INSTRUCTIONS FOR THE TASK —
Transcribe all of the records precisely as they are presented.
§ §
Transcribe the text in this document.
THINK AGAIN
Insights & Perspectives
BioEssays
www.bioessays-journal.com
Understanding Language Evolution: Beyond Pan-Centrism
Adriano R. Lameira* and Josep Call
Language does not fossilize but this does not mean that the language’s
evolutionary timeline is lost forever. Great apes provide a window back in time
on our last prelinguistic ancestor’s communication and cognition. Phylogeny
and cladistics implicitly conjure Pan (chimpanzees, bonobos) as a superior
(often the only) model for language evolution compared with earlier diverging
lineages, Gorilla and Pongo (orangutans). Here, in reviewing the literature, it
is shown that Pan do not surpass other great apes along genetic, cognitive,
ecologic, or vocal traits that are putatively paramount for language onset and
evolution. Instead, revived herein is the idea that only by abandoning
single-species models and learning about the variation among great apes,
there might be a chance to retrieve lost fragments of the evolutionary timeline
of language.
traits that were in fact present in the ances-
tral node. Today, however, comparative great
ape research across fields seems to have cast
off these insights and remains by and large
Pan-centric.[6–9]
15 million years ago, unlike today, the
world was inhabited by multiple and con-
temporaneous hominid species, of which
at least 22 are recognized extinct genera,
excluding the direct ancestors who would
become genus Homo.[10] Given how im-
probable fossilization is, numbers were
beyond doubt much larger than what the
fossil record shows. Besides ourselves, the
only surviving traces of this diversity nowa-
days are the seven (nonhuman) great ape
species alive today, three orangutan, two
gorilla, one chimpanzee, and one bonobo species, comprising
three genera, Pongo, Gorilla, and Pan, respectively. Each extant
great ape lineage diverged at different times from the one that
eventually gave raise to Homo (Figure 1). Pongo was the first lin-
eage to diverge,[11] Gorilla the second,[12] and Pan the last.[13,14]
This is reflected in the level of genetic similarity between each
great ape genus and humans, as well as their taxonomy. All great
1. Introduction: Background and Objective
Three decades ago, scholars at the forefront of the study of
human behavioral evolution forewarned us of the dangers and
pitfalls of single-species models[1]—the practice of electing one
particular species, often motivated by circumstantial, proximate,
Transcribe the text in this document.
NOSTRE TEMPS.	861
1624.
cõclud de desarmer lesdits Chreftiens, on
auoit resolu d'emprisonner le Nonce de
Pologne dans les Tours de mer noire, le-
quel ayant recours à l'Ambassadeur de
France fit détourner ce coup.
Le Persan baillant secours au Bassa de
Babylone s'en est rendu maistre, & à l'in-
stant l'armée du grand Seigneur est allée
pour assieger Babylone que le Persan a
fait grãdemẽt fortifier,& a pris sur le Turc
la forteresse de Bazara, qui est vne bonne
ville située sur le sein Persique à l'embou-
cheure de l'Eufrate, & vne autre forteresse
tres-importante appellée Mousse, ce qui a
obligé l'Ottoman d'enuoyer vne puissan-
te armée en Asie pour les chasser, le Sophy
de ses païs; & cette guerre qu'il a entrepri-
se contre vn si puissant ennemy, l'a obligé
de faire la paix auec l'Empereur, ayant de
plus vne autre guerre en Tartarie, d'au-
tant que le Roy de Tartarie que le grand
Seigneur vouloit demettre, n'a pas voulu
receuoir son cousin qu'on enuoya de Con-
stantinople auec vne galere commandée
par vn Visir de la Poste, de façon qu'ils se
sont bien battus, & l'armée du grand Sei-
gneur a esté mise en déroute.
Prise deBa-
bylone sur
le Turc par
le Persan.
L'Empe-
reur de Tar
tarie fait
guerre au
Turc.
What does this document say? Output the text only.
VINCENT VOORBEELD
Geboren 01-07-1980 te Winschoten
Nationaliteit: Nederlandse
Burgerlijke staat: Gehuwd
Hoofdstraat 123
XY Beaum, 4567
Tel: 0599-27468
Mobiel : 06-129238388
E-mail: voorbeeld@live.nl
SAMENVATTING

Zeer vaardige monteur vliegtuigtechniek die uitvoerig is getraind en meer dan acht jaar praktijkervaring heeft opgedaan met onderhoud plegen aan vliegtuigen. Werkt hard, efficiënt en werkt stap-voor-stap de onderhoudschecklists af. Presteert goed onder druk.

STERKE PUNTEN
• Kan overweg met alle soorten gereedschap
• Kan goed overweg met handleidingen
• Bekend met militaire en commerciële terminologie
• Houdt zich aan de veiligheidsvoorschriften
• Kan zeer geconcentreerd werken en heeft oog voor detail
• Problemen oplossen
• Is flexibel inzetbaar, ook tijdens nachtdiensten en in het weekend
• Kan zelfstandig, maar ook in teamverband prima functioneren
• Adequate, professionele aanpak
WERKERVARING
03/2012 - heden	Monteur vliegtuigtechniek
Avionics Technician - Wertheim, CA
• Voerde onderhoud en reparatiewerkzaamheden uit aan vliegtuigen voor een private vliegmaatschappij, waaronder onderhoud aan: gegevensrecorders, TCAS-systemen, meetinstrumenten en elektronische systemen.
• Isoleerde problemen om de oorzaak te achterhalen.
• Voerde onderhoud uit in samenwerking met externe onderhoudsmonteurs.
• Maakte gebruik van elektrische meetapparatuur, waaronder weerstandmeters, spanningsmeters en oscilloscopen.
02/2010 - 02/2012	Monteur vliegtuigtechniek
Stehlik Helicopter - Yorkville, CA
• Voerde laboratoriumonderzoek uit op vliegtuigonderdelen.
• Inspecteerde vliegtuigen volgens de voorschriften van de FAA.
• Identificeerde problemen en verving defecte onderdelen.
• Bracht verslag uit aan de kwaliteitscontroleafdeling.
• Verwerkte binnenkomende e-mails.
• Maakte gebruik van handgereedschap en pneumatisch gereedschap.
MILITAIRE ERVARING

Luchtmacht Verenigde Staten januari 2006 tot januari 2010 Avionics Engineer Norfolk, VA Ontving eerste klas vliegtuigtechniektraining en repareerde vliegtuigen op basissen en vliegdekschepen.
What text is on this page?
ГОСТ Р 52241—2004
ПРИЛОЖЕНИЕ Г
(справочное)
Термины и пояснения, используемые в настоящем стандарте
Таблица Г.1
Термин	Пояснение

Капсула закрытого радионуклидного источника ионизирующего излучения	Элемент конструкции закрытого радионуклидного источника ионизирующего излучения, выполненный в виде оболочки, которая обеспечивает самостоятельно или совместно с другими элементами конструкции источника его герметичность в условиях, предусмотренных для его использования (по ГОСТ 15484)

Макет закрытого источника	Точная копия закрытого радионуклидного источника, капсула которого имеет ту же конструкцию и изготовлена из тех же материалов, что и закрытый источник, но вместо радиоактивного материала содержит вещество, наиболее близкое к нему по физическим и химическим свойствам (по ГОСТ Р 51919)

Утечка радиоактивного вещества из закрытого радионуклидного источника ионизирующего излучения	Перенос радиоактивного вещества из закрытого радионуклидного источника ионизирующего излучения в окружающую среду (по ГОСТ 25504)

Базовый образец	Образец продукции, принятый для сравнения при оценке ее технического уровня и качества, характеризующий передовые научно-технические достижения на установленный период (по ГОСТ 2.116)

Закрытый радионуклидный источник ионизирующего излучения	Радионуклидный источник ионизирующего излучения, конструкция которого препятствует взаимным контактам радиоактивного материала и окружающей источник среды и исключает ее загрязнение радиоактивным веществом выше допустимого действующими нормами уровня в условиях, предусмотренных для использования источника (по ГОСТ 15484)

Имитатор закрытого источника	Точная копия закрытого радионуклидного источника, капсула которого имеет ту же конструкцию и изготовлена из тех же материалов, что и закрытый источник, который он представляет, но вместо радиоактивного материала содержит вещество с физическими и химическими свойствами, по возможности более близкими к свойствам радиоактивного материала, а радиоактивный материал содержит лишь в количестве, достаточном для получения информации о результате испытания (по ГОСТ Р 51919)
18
§ §
OUTPUT FOR THIS TASK —
Transcribe the text in this document.
THINK AGAIN
Insights & Perspectives
BioEssays
www.bioessays-journal.com
Understanding Language Evolution: Beyond Pan-Centrism
Adriano R. Lameira* and Josep Call
Language does not fossilize but this does not mean that the language’s
evolutionary timeline is lost forever. Great apes provide a window back in time
on our last prelinguistic ancestor’s communication and cognition. Phylogeny
and cladistics implicitly conjure Pan (chimpanzees, bonobos) as a superior
(often the only) model for language evolution compared with earlier diverging
lineages, Gorilla and Pongo (orangutans). Here, in reviewing the literature, it
is shown that Pan do not surpass other great apes along genetic, cognitive,
ecologic, or vocal traits that are putatively paramount for language onset and
evolution. Instead, revived herein is the idea that only by abandoning
single-species models and learning about the variation among great apes,
there might be a chance to retrieve lost fragments of the evolutionary timeline
of language.
traits that were in fact present in the ances-
tral node. Today, however, comparative great
ape research across fields seems to have cast
off these insights and remains by and large
Pan-centric.[6–9]
15 million years ago, unlike today, the
world was inhabited by multiple and con-
temporaneous hominid species, of which
at least 22 are recognized extinct genera,
excluding the direct ancestors who would
become genus Homo.[10] Given how im-
probable fossilization is, numbers were
beyond doubt much larger than what the
fossil record shows. Besides ourselves, the
only surviving traces of this diversity nowa-
days are the seven (nonhuman) great ape
species alive today, three orangutan, two
gorilla, one chimpanzee, and one bonobo species, comprising
three genera, Pongo, Gorilla, and Pan, respectively. Each extant
great ape lineage diverged at different times from the one that
eventually gave raise to Homo (Figure 1). Pongo was the first lin-
eage to diverge,[11] Gorilla the second,[12] and Pan the last.[13,14]
This is reflected in the level of genetic similarity between each
great ape genus and humans, as well as their taxonomy. All great
1. Introduction: Background and Objective
Three decades ago, scholars at the forefront of the study of
human behavioral evolution forewarned us of the dangers and
pitfalls of single-species models[1]—the practice of electing one
particular species, often motivated by circumstantial, proximate,
Transcribe the text in this document.
NOSTRE TEMPS.	861
1624.
cõclud de desarmer lesdits Chreftiens, on
auoit resolu d'emprisonner le Nonce de
Pologne dans les Tours de mer noire, le-
quel ayant recours à l'Ambassadeur de
France fit détourner ce coup.
Le Persan baillant secours au Bassa de
Babylone s'en est rendu maistre, & à l'in-
stant l'armée du grand Seigneur est allée
pour assieger Babylone que le Persan a
fait grãdemẽt fortifier,& a pris sur le Turc
la forteresse de Bazara, qui est vne bonne
ville située sur le sein Persique à l'embou-
cheure de l'Eufrate, & vne autre forteresse
tres-importante appellée Mousse, ce qui a
obligé l'Ottoman d'enuoyer vne puissan-
te armée en Asie pour les chasser, le Sophy
de ses païs; & cette guerre qu'il a entrepri-
se contre vn si puissant ennemy, l'a obligé
de faire la paix auec l'Empereur, ayant de
plus vne autre guerre en Tartarie, d'au-
tant que le Roy de Tartarie que le grand
Seigneur vouloit demettre, n'a pas voulu
receuoir son cousin qu'on enuoya de Con-
stantinople auec vne galere commandée
par vn Visir de la Poste, de façon qu'ils se
sont bien battus, & l'armée du grand Sei-
gneur a esté mise en déroute.
Prise deBa-
bylone sur
le Turc par
le Persan.
L'Empe-
reur de Tar
tarie fait
guerre au
Turc.
What does this document say? Output the text only.
VINCENT VOORBEELD
Geboren 01-07-1980 te Winschoten
Nationaliteit: Nederlandse
Burgerlijke staat: Gehuwd
Hoofdstraat 123
XY Beaum, 4567
Tel: 0599-27468
Mobiel : 06-129238388
E-mail: voorbeeld@live.nl
SAMENVATTING

Zeer vaardige monteur vliegtuigtechniek die uitvoerig is getraind en meer dan acht jaar praktijkervaring heeft opgedaan met onderhoud plegen aan vliegtuigen. Werkt hard, efficiënt en werkt stap-voor-stap de onderhoudschecklists af. Presteert goed onder druk.

STERKE PUNTEN
• Kan overweg met alle soorten gereedschap
• Kan goed overweg met handleidingen
• Bekend met militaire en commerciële terminologie
• Houdt zich aan de veiligheidsvoorschriften
• Kan zeer geconcentreerd werken en heeft oog voor detail
• Problemen oplossen
• Is flexibel inzetbaar, ook tijdens nachtdiensten en in het weekend
• Kan zelfstandig, maar ook in teamverband prima functioneren
• Adequate, professionele aanpak
WERKERVARING
03/2012 - heden	Monteur vliegtuigtechniek
Avionics Technician - Wertheim, CA
• Voerde onderhoud en reparatiewerkzaamheden uit aan vliegtuigen voor een private vliegmaatschappij, waaronder onderhoud aan: gegevensrecorders, TCAS-systemen, meetinstrumenten en elektronische systemen.
• Isoleerde problemen om de oorzaak te achterhalen.
• Voerde onderhoud uit in samenwerking met externe onderhoudsmonteurs.
• Maakte gebruik van elektrische meetapparatuur, waaronder weerstandmeters, spanningsmeters en oscilloscopen.
02/2010 - 02/2012	Monteur vliegtuigtechniek
Stehlik Helicopter - Yorkville, CA
• Voerde laboratoriumonderzoek uit op vliegtuigonderdelen.
• Inspecteerde vliegtuigen volgens de voorschriften van de FAA.
• Identificeerde problemen en verving defecte onderdelen.
• Bracht verslag uit aan de kwaliteitscontroleafdeling.
• Verwerkte binnenkomende e-mails.
• Maakte gebruik van handgereedschap en pneumatisch gereedschap.
MILITAIRE ERVARING

Luchtmacht Verenigde Staten januari 2006 tot januari 2010 Avionics Engineer Norfolk, VA Ontving eerste klas vliegtuigtechniektraining en repareerde vliegtuigen op basissen en vliegdekschepen.
What text is on this page?
ГОСТ Р 52241—2004
ПРИЛОЖЕНИЕ Г
(справочное)
Термины и пояснения, используемые в настоящем стандарте
Таблица Г.1
Термин	Пояснение

Капсула закрытого радионуклидного источника ионизирующего излучения	Элемент конструкции закрытого радионуклидного источника ионизирующего излучения, выполненный в виде оболочки, которая обеспечивает самостоятельно или совместно с другими элементами конструкции источника его герметичность в условиях, предусмотренных для его использования (по ГОСТ 15484)

Макет закрытого источника	Точная копия закрытого радионуклидного источника, капсула которого имеет ту же конструкцию и изготовлена из тех же материалов, что и закрытый источник, но вместо радиоактивного материала содержит вещество, наиболее близкое к нему по физическим и химическим свойствам (по ГОСТ Р 51919)

Утечка радиоактивного вещества из закрытого радионуклидного источника ионизирующего излучения	Перенос радиоактивного вещества из закрытого радионуклидного источника ионизирующего излучения в окружающую среду (по ГОСТ 25504)

Базовый образец	Образец продукции, принятый для сравнения при оценке ее технического уровня и качества, характеризующий передовые научно-технические достижения на установленный период (по ГОСТ 2.116)

Закрытый радионуклидный источник ионизирующего излучения	Радионуклидный источник ионизирующего излучения, конструкция которого препятствует взаимным контактам радиоактивного материала и окружающей источник среды и исключает ее загрязнение радиоактивным веществом выше допустимого действующими нормами уровня в условиях, предусмотренных для использования источника (по ГОСТ 15484)

Имитатор закрытого источника	Точная копия закрытого радионуклидного источника, капсула которого имеет ту же конструкцию и изготовлена из тех же материалов, что и закрытый источник, который он представляет, но вместо радиоактивного материала содержит вещество с физическими и химическими свойствами, по возможности более близкими к свойствам радиоактивного материала, а радиоактивный материал содержит лишь в количестве, достаточном для получения информации о результате испытания (по ГОСТ Р 51919)
18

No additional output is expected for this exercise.